Dataset rows about figures

....................

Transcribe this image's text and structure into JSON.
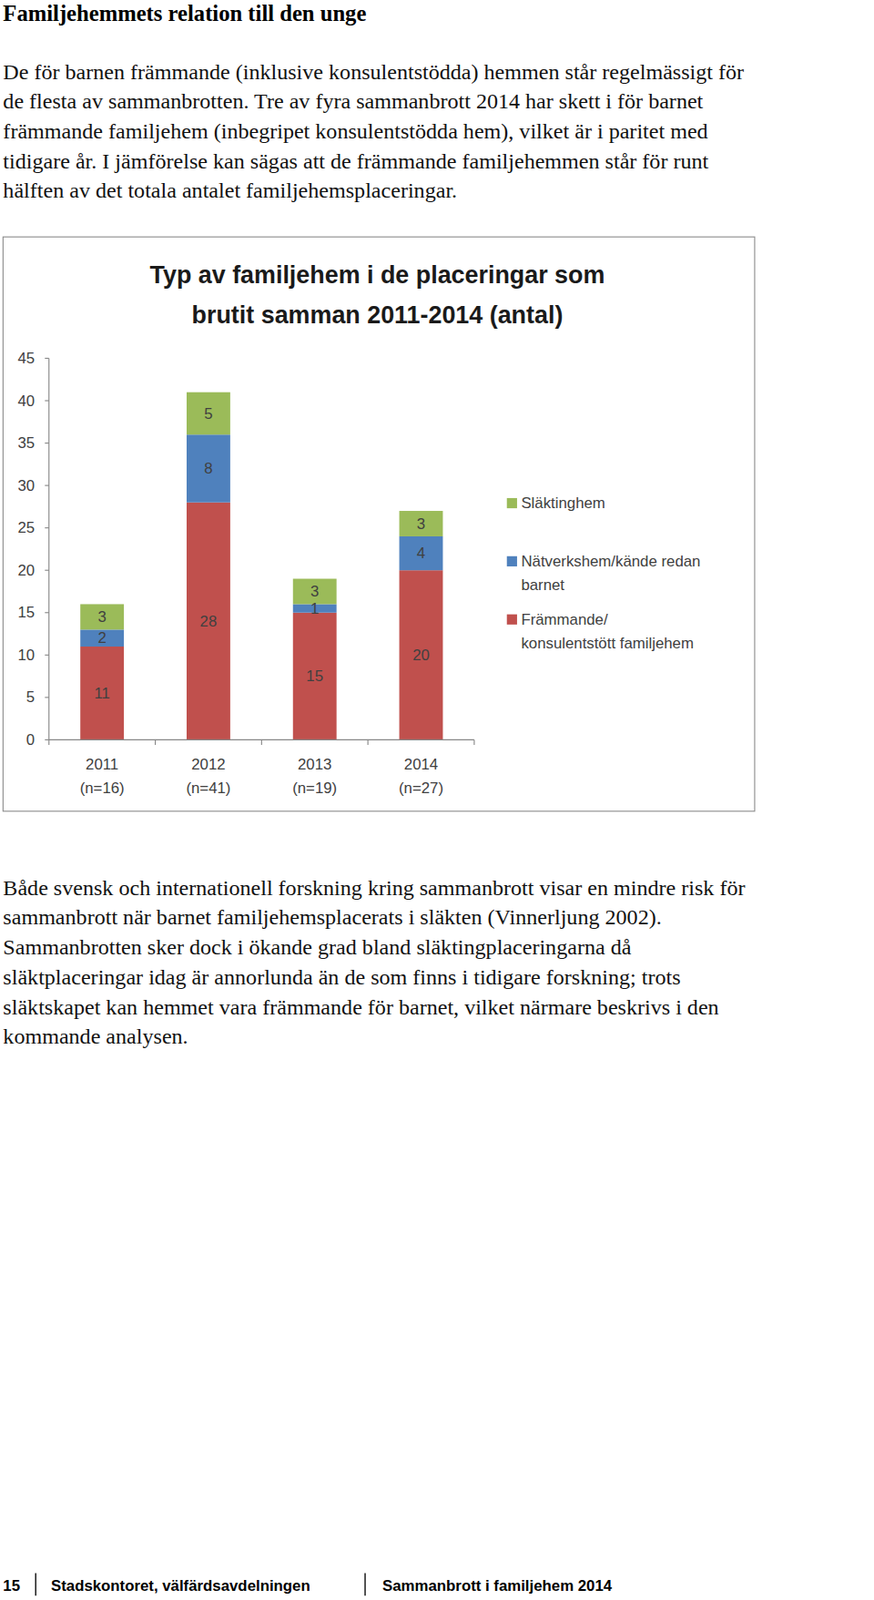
{
  "heading": "Familjehemmets relation till den unge",
  "paragraphs": [
    [
      "De för barnen främmande (inklusive konsulentstödda) hemmen står regelmässigt för",
      "de flesta av sammanbrotten. Tre av fyra sammanbrott 2014 har skett i för barnet",
      "främmande familjehem (inbegripet konsulentstödda hem), vilket är i paritet med",
      "tidigare år. I jämförelse kan sägas att de främmande familjehemmen står för runt",
      "hälften av det totala antalet familjehemsplaceringar."
    ],
    [
      "Både svensk och internationell forskning kring sammanbrott visar en mindre risk för",
      "sammanbrott när barnet familjehemsplacerats i släkten (Vinnerljung 2002).",
      "Sammanbrotten sker dock i ökande grad bland släktingplaceringarna då",
      "släktplaceringar idag är annorlunda än de som finns i tidigare forskning; trots",
      "släktskapet kan hemmet vara främmande för barnet, vilket närmare beskrivs i den",
      "kommande analysen."
    ]
  ],
  "chart_data": {
    "type": "bar",
    "title": "Typ av familjehem i de placeringar som\nbrutit samman 2011-2014 (antal)",
    "categories": [
      "2011\n(n=16)",
      "2012\n(n=41)",
      "2013\n(n=19)",
      "2014\n(n=27)"
    ],
    "series": [
      {
        "name": "Främmande/\nkonsulentstött familjehem",
        "color": "#c0504d",
        "values": [
          11,
          28,
          15,
          20
        ]
      },
      {
        "name": "Nätverkshem/kände redan\nbarnet",
        "color": "#4f81bd",
        "values": [
          2,
          8,
          1,
          4
        ]
      },
      {
        "name": "Släktinghem",
        "color": "#9bbb59",
        "values": [
          3,
          5,
          3,
          3
        ]
      }
    ],
    "stacked": true,
    "data_labels": true,
    "ylim": [
      0,
      45
    ],
    "yticks": [
      0,
      5,
      10,
      15,
      20,
      25,
      30,
      35,
      40,
      45
    ],
    "grid": false,
    "legend": "right"
  },
  "footer": {
    "page": 15,
    "department": "Stadskontoret, välfärdsavdelningen",
    "report": "Sammanbrott i familjehem 2014"
  }
}
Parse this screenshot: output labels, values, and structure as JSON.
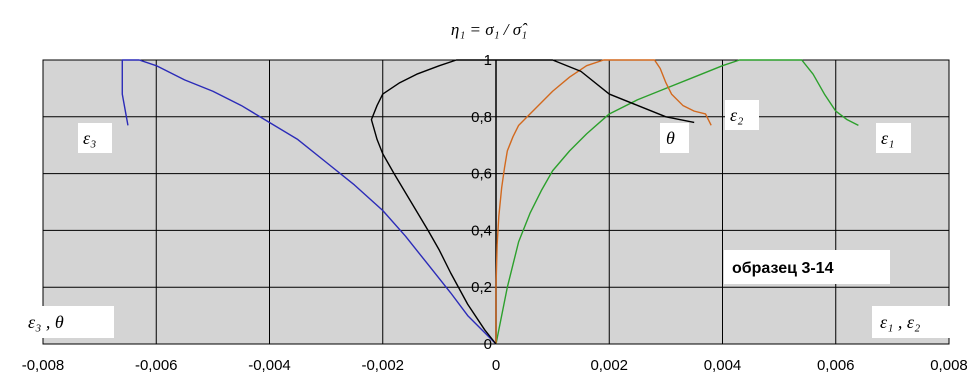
{
  "chart_data": {
    "type": "line",
    "title": "η₁ = σ₁ / σ̂₁",
    "xlabel_left": "ε₃ , θ",
    "xlabel_right": "ε₁ , ε₂",
    "annotation": "образец 3-14",
    "xlim": [
      -0.008,
      0.008
    ],
    "ylim": [
      0,
      1
    ],
    "x_ticks": [
      -0.008,
      -0.006,
      -0.004,
      -0.002,
      0,
      0.002,
      0.004,
      0.006,
      0.008
    ],
    "x_tick_labels": [
      "-0,008",
      "-0,006",
      "-0,004",
      "-0,002",
      "0",
      "0,002",
      "0,004",
      "0,006",
      "0,008"
    ],
    "y_ticks": [
      0,
      0.2,
      0.4,
      0.6,
      0.8,
      1
    ],
    "y_tick_labels": [
      "0",
      "0,2",
      "0,4",
      "0,6",
      "0,8",
      "1"
    ],
    "grid": true,
    "colors": {
      "plot_background": "#d4d4d4",
      "grid": "#000000",
      "epsilon1": "#2ca02c",
      "epsilon2": "#d2691e",
      "epsilon3": "#2b2bb8",
      "theta": "#000000"
    },
    "series": [
      {
        "name": "ε₁",
        "color": "#2ca02c",
        "x": [
          0,
          0.0001,
          0.0002,
          0.0003,
          0.0004,
          0.0006,
          0.0008,
          0.001,
          0.0013,
          0.0016,
          0.002,
          0.0025,
          0.003,
          0.0035,
          0.004,
          0.0043,
          0.0047,
          0.0051,
          0.0054,
          0.0056,
          0.0058,
          0.006,
          0.0062,
          0.0064
        ],
        "y": [
          0,
          0.1,
          0.2,
          0.28,
          0.36,
          0.46,
          0.54,
          0.61,
          0.68,
          0.74,
          0.81,
          0.86,
          0.9,
          0.94,
          0.98,
          1.0,
          1.0,
          1.0,
          1.0,
          0.95,
          0.88,
          0.82,
          0.79,
          0.77
        ]
      },
      {
        "name": "ε₂",
        "color": "#d2691e",
        "x": [
          0,
          0,
          2e-05,
          5e-05,
          0.0001,
          0.00015,
          0.0002,
          0.0003,
          0.0004,
          0.0006,
          0.0008,
          0.001,
          0.0013,
          0.0016,
          0.0019,
          0.0022,
          0.0025,
          0.0028,
          0.0029,
          0.003,
          0.0031,
          0.0033,
          0.0035,
          0.0037,
          0.0038
        ],
        "y": [
          0,
          0.2,
          0.35,
          0.45,
          0.55,
          0.62,
          0.68,
          0.73,
          0.77,
          0.81,
          0.85,
          0.89,
          0.94,
          0.98,
          1.0,
          1.0,
          1.0,
          1.0,
          0.97,
          0.92,
          0.88,
          0.84,
          0.82,
          0.81,
          0.77
        ]
      },
      {
        "name": "ε₃",
        "color": "#2b2bb8",
        "x": [
          0,
          -0.0002,
          -0.0005,
          -0.0008,
          -0.0012,
          -0.0016,
          -0.002,
          -0.0025,
          -0.003,
          -0.0035,
          -0.004,
          -0.0045,
          -0.005,
          -0.0055,
          -0.006,
          -0.0063,
          -0.0066,
          -0.0066,
          -0.0065
        ],
        "y": [
          0,
          0.04,
          0.1,
          0.18,
          0.28,
          0.38,
          0.47,
          0.56,
          0.64,
          0.72,
          0.78,
          0.84,
          0.89,
          0.93,
          0.98,
          1.0,
          1.0,
          0.88,
          0.77
        ]
      },
      {
        "name": "θ",
        "color": "#000000",
        "x": [
          0,
          -0.0002,
          -0.0005,
          -0.0008,
          -0.001,
          -0.0012,
          -0.0015,
          -0.0018,
          -0.002,
          -0.0021,
          -0.0022,
          -0.0021,
          -0.002,
          -0.0017,
          -0.0014,
          -0.001,
          -0.0007,
          -0.0003,
          0,
          0.0005,
          0.001,
          0.0015,
          0.002,
          0.0025,
          0.003,
          0.0035
        ],
        "y": [
          0,
          0.05,
          0.14,
          0.25,
          0.33,
          0.4,
          0.5,
          0.6,
          0.67,
          0.72,
          0.79,
          0.84,
          0.88,
          0.92,
          0.95,
          0.98,
          1.0,
          1.0,
          1.0,
          1.0,
          1.0,
          0.96,
          0.88,
          0.84,
          0.8,
          0.78
        ]
      }
    ]
  }
}
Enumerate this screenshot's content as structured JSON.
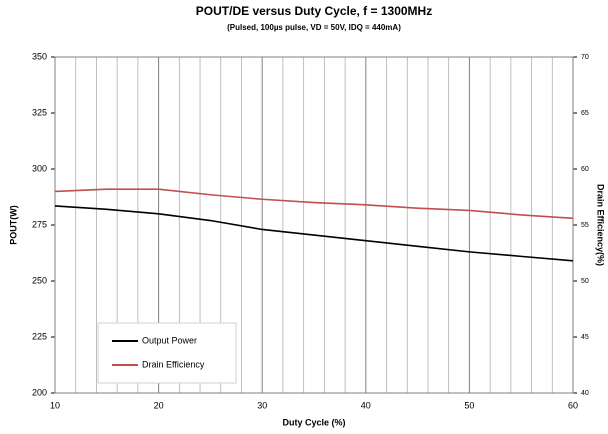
{
  "chart_data": {
    "type": "line",
    "title": "POUT/DE versus Duty Cycle, f = 1300MHz",
    "subtitle": "(Pulsed, 100µs pulse, VD = 50V, IDQ = 440mA)",
    "x_label": "Duty Cycle (%)",
    "y_label": "POUT(W)",
    "y2_label": "Drain Efficiency(%)",
    "x": [
      10,
      15,
      20,
      25,
      30,
      35,
      40,
      45,
      50,
      55,
      60
    ],
    "series": [
      {
        "name": "Output Power",
        "color": "#000000",
        "axis": "y",
        "values": [
          283.5,
          282,
          280,
          277,
          273,
          270.5,
          268,
          265.5,
          263,
          261,
          259
        ]
      },
      {
        "name": "Drain Efficiency",
        "color": "#c0504d",
        "axis": "y2",
        "values": [
          58,
          58.2,
          58.2,
          57.7,
          57.3,
          57,
          56.8,
          56.5,
          56.3,
          55.9,
          55.6
        ]
      }
    ],
    "xlim": [
      10,
      60
    ],
    "xticks": [
      10,
      20,
      30,
      40,
      50,
      60
    ],
    "xminorticks": [
      12,
      14,
      16,
      18,
      22,
      24,
      26,
      28,
      32,
      34,
      36,
      38,
      42,
      44,
      46,
      48,
      52,
      54,
      56,
      58
    ],
    "ylim": [
      200,
      350
    ],
    "yticks": [
      200,
      225,
      250,
      275,
      300,
      325,
      350
    ],
    "y2lim": [
      40,
      70
    ],
    "y2ticks": [
      40,
      45,
      50,
      55,
      60,
      65,
      70
    ],
    "grid": true,
    "legend_position": "lower left"
  }
}
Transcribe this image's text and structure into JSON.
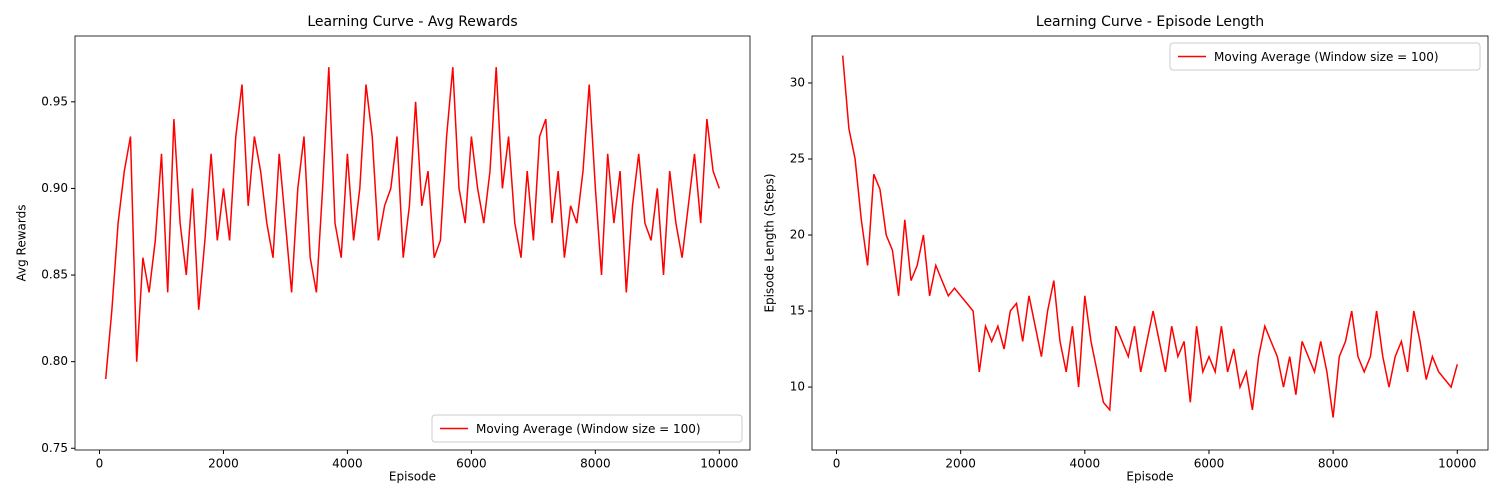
{
  "chart_data": [
    {
      "type": "line",
      "title": "Learning Curve - Avg Rewards",
      "xlabel": "Episode",
      "ylabel": "Avg Rewards",
      "x": [
        100,
        200,
        300,
        400,
        500,
        600,
        700,
        800,
        900,
        1000,
        1100,
        1200,
        1300,
        1400,
        1500,
        1600,
        1700,
        1800,
        1900,
        2000,
        2100,
        2200,
        2300,
        2400,
        2500,
        2600,
        2700,
        2800,
        2900,
        3000,
        3100,
        3200,
        3300,
        3400,
        3500,
        3600,
        3700,
        3800,
        3900,
        4000,
        4100,
        4200,
        4300,
        4400,
        4500,
        4600,
        4700,
        4800,
        4900,
        5000,
        5100,
        5200,
        5300,
        5400,
        5500,
        5600,
        5700,
        5800,
        5900,
        6000,
        6100,
        6200,
        6300,
        6400,
        6500,
        6600,
        6700,
        6800,
        6900,
        7000,
        7100,
        7200,
        7300,
        7400,
        7500,
        7600,
        7700,
        7800,
        7900,
        8000,
        8100,
        8200,
        8300,
        8400,
        8500,
        8600,
        8700,
        8800,
        8900,
        9000,
        9100,
        9200,
        9300,
        9400,
        9500,
        9600,
        9700,
        9800,
        9900,
        10000
      ],
      "series": [
        {
          "name": "Moving Average (Window size = 100)",
          "color": "#ff0000",
          "values": [
            0.79,
            0.83,
            0.88,
            0.91,
            0.93,
            0.8,
            0.86,
            0.84,
            0.87,
            0.92,
            0.84,
            0.94,
            0.88,
            0.85,
            0.9,
            0.83,
            0.87,
            0.92,
            0.87,
            0.9,
            0.87,
            0.93,
            0.96,
            0.89,
            0.93,
            0.91,
            0.88,
            0.86,
            0.92,
            0.88,
            0.84,
            0.9,
            0.93,
            0.86,
            0.84,
            0.9,
            0.97,
            0.88,
            0.86,
            0.92,
            0.87,
            0.9,
            0.96,
            0.93,
            0.87,
            0.89,
            0.9,
            0.93,
            0.86,
            0.89,
            0.95,
            0.89,
            0.91,
            0.86,
            0.87,
            0.93,
            0.97,
            0.9,
            0.88,
            0.93,
            0.9,
            0.88,
            0.91,
            0.97,
            0.9,
            0.93,
            0.88,
            0.86,
            0.91,
            0.87,
            0.93,
            0.94,
            0.88,
            0.91,
            0.86,
            0.89,
            0.88,
            0.91,
            0.96,
            0.9,
            0.85,
            0.92,
            0.88,
            0.91,
            0.84,
            0.89,
            0.92,
            0.88,
            0.87,
            0.9,
            0.85,
            0.91,
            0.88,
            0.86,
            0.89,
            0.92,
            0.88,
            0.94,
            0.91,
            0.9
          ]
        }
      ],
      "xlim": [
        -395,
        10495
      ],
      "xticks": [
        0,
        2000,
        4000,
        6000,
        8000,
        10000
      ],
      "ylim": [
        0.749,
        0.988
      ],
      "yticks": [
        {
          "value": 0.75,
          "label": "0.75"
        },
        {
          "value": 0.8,
          "label": "0.80"
        },
        {
          "value": 0.85,
          "label": "0.85"
        },
        {
          "value": 0.9,
          "label": "0.90"
        },
        {
          "value": 0.95,
          "label": "0.95"
        }
      ],
      "legend": "lower right"
    },
    {
      "type": "line",
      "title": "Learning Curve - Episode Length",
      "xlabel": "Episode",
      "ylabel": "Episode Length (Steps)",
      "x": [
        100,
        200,
        300,
        400,
        500,
        600,
        700,
        800,
        900,
        1000,
        1100,
        1200,
        1300,
        1400,
        1500,
        1600,
        1700,
        1800,
        1900,
        2000,
        2100,
        2200,
        2300,
        2400,
        2500,
        2600,
        2700,
        2800,
        2900,
        3000,
        3100,
        3200,
        3300,
        3400,
        3500,
        3600,
        3700,
        3800,
        3900,
        4000,
        4100,
        4200,
        4300,
        4400,
        4500,
        4600,
        4700,
        4800,
        4900,
        5000,
        5100,
        5200,
        5300,
        5400,
        5500,
        5600,
        5700,
        5800,
        5900,
        6000,
        6100,
        6200,
        6300,
        6400,
        6500,
        6600,
        6700,
        6800,
        6900,
        7000,
        7100,
        7200,
        7300,
        7400,
        7500,
        7600,
        7700,
        7800,
        7900,
        8000,
        8100,
        8200,
        8300,
        8400,
        8500,
        8600,
        8700,
        8800,
        8900,
        9000,
        9100,
        9200,
        9300,
        9400,
        9500,
        9600,
        9700,
        9800,
        9900,
        10000
      ],
      "series": [
        {
          "name": "Moving Average (Window size = 100)",
          "color": "#ff0000",
          "values": [
            31.8,
            27,
            25,
            21,
            18,
            24,
            23,
            20,
            19,
            16,
            21,
            17,
            18,
            20,
            16,
            18,
            17,
            16,
            16.5,
            16,
            15.5,
            15,
            11,
            14,
            13,
            14,
            12.5,
            15,
            15.5,
            13,
            16,
            14,
            12,
            15,
            17,
            13,
            11,
            14,
            10,
            16,
            13,
            11,
            9,
            8.5,
            14,
            13,
            12,
            14,
            11,
            13,
            15,
            13,
            11,
            14,
            12,
            13,
            9,
            14,
            11,
            12,
            11,
            14,
            11,
            12.5,
            10,
            11,
            8.5,
            12,
            14,
            13,
            12,
            10,
            12,
            9.5,
            13,
            12,
            11,
            13,
            11,
            8,
            12,
            13,
            15,
            12,
            11,
            12,
            15,
            12,
            10,
            12,
            13,
            11,
            15,
            13,
            10.5,
            12,
            11,
            10.5,
            10,
            11.5
          ]
        }
      ],
      "xlim": [
        -395,
        10495
      ],
      "xticks": [
        0,
        2000,
        4000,
        6000,
        8000,
        10000
      ],
      "ylim": [
        5.86,
        33.09
      ],
      "yticks": [
        10,
        15,
        20,
        25,
        30
      ],
      "legend": "upper right"
    }
  ]
}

....................

■ **THE EXERCISE**
Copy the lines from the entries above in which the word "true" appears.

■ **OUTPUT**
    "stacked": true,
    "data_labels": true,
    "grid": true,
    "grid": true,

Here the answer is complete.